PROBLEM TO SOLVE
Below are entries; tally how many lines hold the string "content" and answer with only that figure.
----- EXTRACTED ENTRIES
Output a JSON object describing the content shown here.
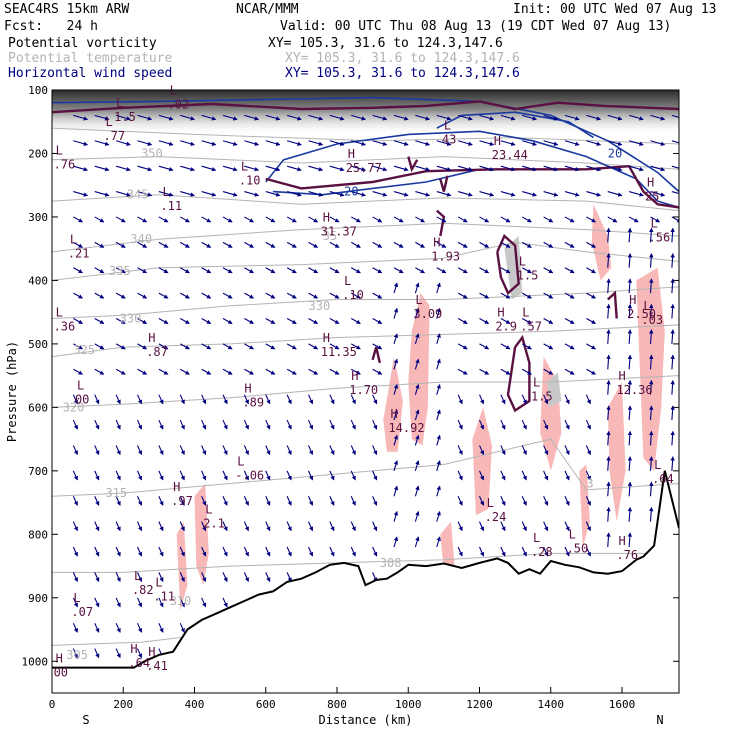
{
  "header": {
    "model": "SEAC4RS 15km ARW",
    "center": "NCAR/MMM",
    "init": "Init: 00 UTC Wed 07 Aug 13",
    "fcst": "Fcst:   24 h",
    "valid": "Valid: 00 UTC Thu 08 Aug 13 (19 CDT Wed 07 Aug 13)",
    "fields": [
      {
        "name": "Potential vorticity",
        "xy": "XY= 105.3, 31.6 to 124.3,147.6",
        "color": "#000000"
      },
      {
        "name": "Potential temperature",
        "xy": "XY= 105.3, 31.6 to 124.3,147.6",
        "color": "#b4b4b4"
      },
      {
        "name": "Horizontal wind speed",
        "xy": "XY= 105.3, 31.6 to 124.3,147.6",
        "color": "#000080"
      }
    ]
  },
  "chart_data": {
    "type": "cross-section",
    "xlabel": "Distance (km)",
    "ylabel": "Pressure (hPa)",
    "xlim": [
      0,
      1760
    ],
    "ylim": [
      1050,
      100
    ],
    "x_ticks": [
      "0",
      "200",
      "400",
      "600",
      "800",
      "1000",
      "1200",
      "1400",
      "1600"
    ],
    "y_ticks": [
      "100",
      "200",
      "300",
      "400",
      "500",
      "600",
      "700",
      "800",
      "900",
      "1000"
    ],
    "left_end_label": "S",
    "right_end_label": "N",
    "colors": {
      "pv_contour": "#5a1040",
      "theta_contour": "#b4b4b4",
      "wind_speed_contour": "#1a3aa0",
      "wind_arrows": "#000080",
      "positive_shading": "#f8b8b8",
      "terrain": "#000000"
    },
    "terrain": {
      "x": [
        0,
        230,
        260,
        300,
        340,
        380,
        420,
        460,
        500,
        540,
        580,
        620,
        660,
        700,
        740,
        780,
        820,
        860,
        880,
        910,
        940,
        970,
        1000,
        1050,
        1100,
        1150,
        1200,
        1250,
        1280,
        1310,
        1340,
        1370,
        1400,
        1440,
        1480,
        1520,
        1560,
        1600,
        1640,
        1660,
        1690,
        1720,
        1760
      ],
      "p": [
        1010,
        1010,
        1000,
        990,
        985,
        950,
        935,
        925,
        915,
        905,
        895,
        890,
        875,
        870,
        860,
        848,
        845,
        850,
        880,
        872,
        870,
        860,
        848,
        850,
        846,
        853,
        845,
        838,
        845,
        862,
        855,
        862,
        842,
        848,
        852,
        860,
        862,
        858,
        840,
        835,
        818,
        700,
        790
      ]
    },
    "theta_labels": [
      {
        "value": "350",
        "x": 250,
        "p": 200
      },
      {
        "value": "345",
        "x": 210,
        "p": 265
      },
      {
        "value": "340",
        "x": 220,
        "p": 335
      },
      {
        "value": "335",
        "x": 160,
        "p": 385
      },
      {
        "value": "330",
        "x": 190,
        "p": 460
      },
      {
        "value": "325",
        "x": 60,
        "p": 510
      },
      {
        "value": "320",
        "x": 30,
        "p": 600
      },
      {
        "value": "315",
        "x": 150,
        "p": 735
      },
      {
        "value": "310",
        "x": 330,
        "p": 905
      },
      {
        "value": "305",
        "x": 40,
        "p": 990
      },
      {
        "value": "35",
        "x": 760,
        "p": 330
      },
      {
        "value": "330",
        "x": 720,
        "p": 440
      },
      {
        "value": "3",
        "x": 1500,
        "p": 720
      },
      {
        "value": "308",
        "x": 920,
        "p": 845
      }
    ],
    "wind_speed_labels": [
      {
        "value": "20",
        "x": 1560,
        "p": 200
      },
      {
        "value": "20",
        "x": 820,
        "p": 260
      }
    ],
    "extrema": [
      {
        "type": "L",
        "value": "1.5",
        "x": 180,
        "p": 130
      },
      {
        "type": "L",
        "value": ".02",
        "x": 330,
        "p": 110
      },
      {
        "type": "L",
        "value": ".77",
        "x": 150,
        "p": 160
      },
      {
        "type": "L",
        "value": ".76",
        "x": 10,
        "p": 205
      },
      {
        "type": "L",
        "value": ".11",
        "x": 310,
        "p": 270
      },
      {
        "type": "L",
        "value": ".10",
        "x": 530,
        "p": 230
      },
      {
        "type": "L",
        "value": ".21",
        "x": 50,
        "p": 345
      },
      {
        "type": "H",
        "value": "25.77",
        "x": 830,
        "p": 210
      },
      {
        "type": "H",
        "value": "31.37",
        "x": 760,
        "p": 310
      },
      {
        "type": "L",
        "value": "43",
        "x": 1100,
        "p": 165
      },
      {
        "type": "H",
        "value": "23.44",
        "x": 1240,
        "p": 190
      },
      {
        "type": "H",
        "value": "25",
        "x": 1670,
        "p": 255
      },
      {
        "type": "H",
        "value": "1.93",
        "x": 1070,
        "p": 350
      },
      {
        "type": "L",
        "value": ".56",
        "x": 1680,
        "p": 320
      },
      {
        "type": "L",
        "value": ".10",
        "x": 820,
        "p": 410
      },
      {
        "type": "L",
        "value": "3.09",
        "x": 1020,
        "p": 440
      },
      {
        "type": "H",
        "value": "2.9",
        "x": 1250,
        "p": 460
      },
      {
        "type": "L",
        "value": "1.5",
        "x": 1310,
        "p": 380
      },
      {
        "type": "L",
        "value": ".57",
        "x": 1320,
        "p": 460
      },
      {
        "type": "H",
        "value": "2.50",
        "x": 1620,
        "p": 440
      },
      {
        "type": "L",
        "value": ".03",
        "x": 1660,
        "p": 450
      },
      {
        "type": "L",
        "value": ".36",
        "x": 10,
        "p": 460
      },
      {
        "type": "H",
        "value": ".87",
        "x": 270,
        "p": 500
      },
      {
        "type": "H",
        "value": "11.35",
        "x": 760,
        "p": 500
      },
      {
        "type": "H",
        "value": "1.70",
        "x": 840,
        "p": 560
      },
      {
        "type": "L",
        "value": "00",
        "x": 70,
        "p": 575
      },
      {
        "type": "H",
        "value": ".89",
        "x": 540,
        "p": 580
      },
      {
        "type": "H",
        "value": "12.36",
        "x": 1590,
        "p": 560
      },
      {
        "type": "L",
        "value": "1.5",
        "x": 1350,
        "p": 570
      },
      {
        "type": "H",
        "value": "14.92",
        "x": 950,
        "p": 620
      },
      {
        "type": "L",
        "value": "-.06",
        "x": 520,
        "p": 695
      },
      {
        "type": "L",
        "value": ".64",
        "x": 1690,
        "p": 700
      },
      {
        "type": "H",
        "value": ".97",
        "x": 340,
        "p": 735
      },
      {
        "type": "L",
        "value": "2.1",
        "x": 430,
        "p": 770
      },
      {
        "type": "L",
        "value": ".24",
        "x": 1220,
        "p": 760
      },
      {
        "type": "L",
        "value": ".50",
        "x": 1450,
        "p": 810
      },
      {
        "type": "L",
        "value": ".28",
        "x": 1350,
        "p": 815
      },
      {
        "type": "H",
        "value": ".76",
        "x": 1590,
        "p": 820
      },
      {
        "type": "L",
        "value": ".82",
        "x": 230,
        "p": 875
      },
      {
        "type": "L",
        "value": ".11",
        "x": 290,
        "p": 885
      },
      {
        "type": "L",
        "value": ".07",
        "x": 60,
        "p": 910
      },
      {
        "type": "H",
        "value": ".64",
        "x": 220,
        "p": 990
      },
      {
        "type": "H",
        "value": ".41",
        "x": 270,
        "p": 995
      },
      {
        "type": "H",
        "value": "00",
        "x": 10,
        "p": 1005
      }
    ]
  }
}
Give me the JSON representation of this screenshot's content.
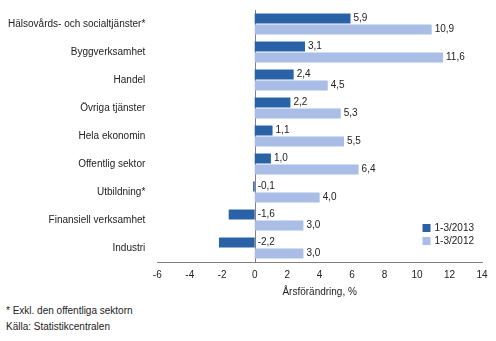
{
  "chart_data": {
    "type": "bar",
    "orientation": "horizontal",
    "categories": [
      "Hälsovårds- och socialtjänster*",
      "Byggverksamhet",
      "Handel",
      "Övriga tjänster",
      "Hela ekonomin",
      "Offentlig sektor",
      "Utbildning*",
      "Finansiell verksamhet",
      "Industri"
    ],
    "series": [
      {
        "name": "1-3/2013",
        "color": "#2a62a8",
        "values": [
          5.9,
          3.1,
          2.4,
          2.2,
          1.1,
          1.0,
          -0.1,
          -1.6,
          -2.2
        ],
        "value_labels": [
          "5,9",
          "3,1",
          "2,4",
          "2,2",
          "1,1",
          "1,0",
          "-0,1",
          "-1,6",
          "-2,2"
        ]
      },
      {
        "name": "1-3/2012",
        "color": "#a9bde6",
        "values": [
          10.9,
          11.6,
          4.5,
          5.3,
          5.5,
          6.4,
          4.0,
          3.0,
          3.0
        ],
        "value_labels": [
          "10,9",
          "11,6",
          "4,5",
          "5,3",
          "5,5",
          "6,4",
          "4,0",
          "3,0",
          "3,0"
        ]
      }
    ],
    "x_label": "Årsförändring, %",
    "xlim": [
      -6,
      14
    ],
    "xticks": [
      -6,
      -4,
      -2,
      0,
      2,
      4,
      6,
      8,
      10,
      12,
      14
    ],
    "grid": false,
    "data_labels": true,
    "legend": "lower right",
    "notes": [
      "* Exkl. den offentliga sektorn",
      "Källa: Statistikcentralen"
    ]
  }
}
----------
ANSWER FOR THIS EXERCISE
2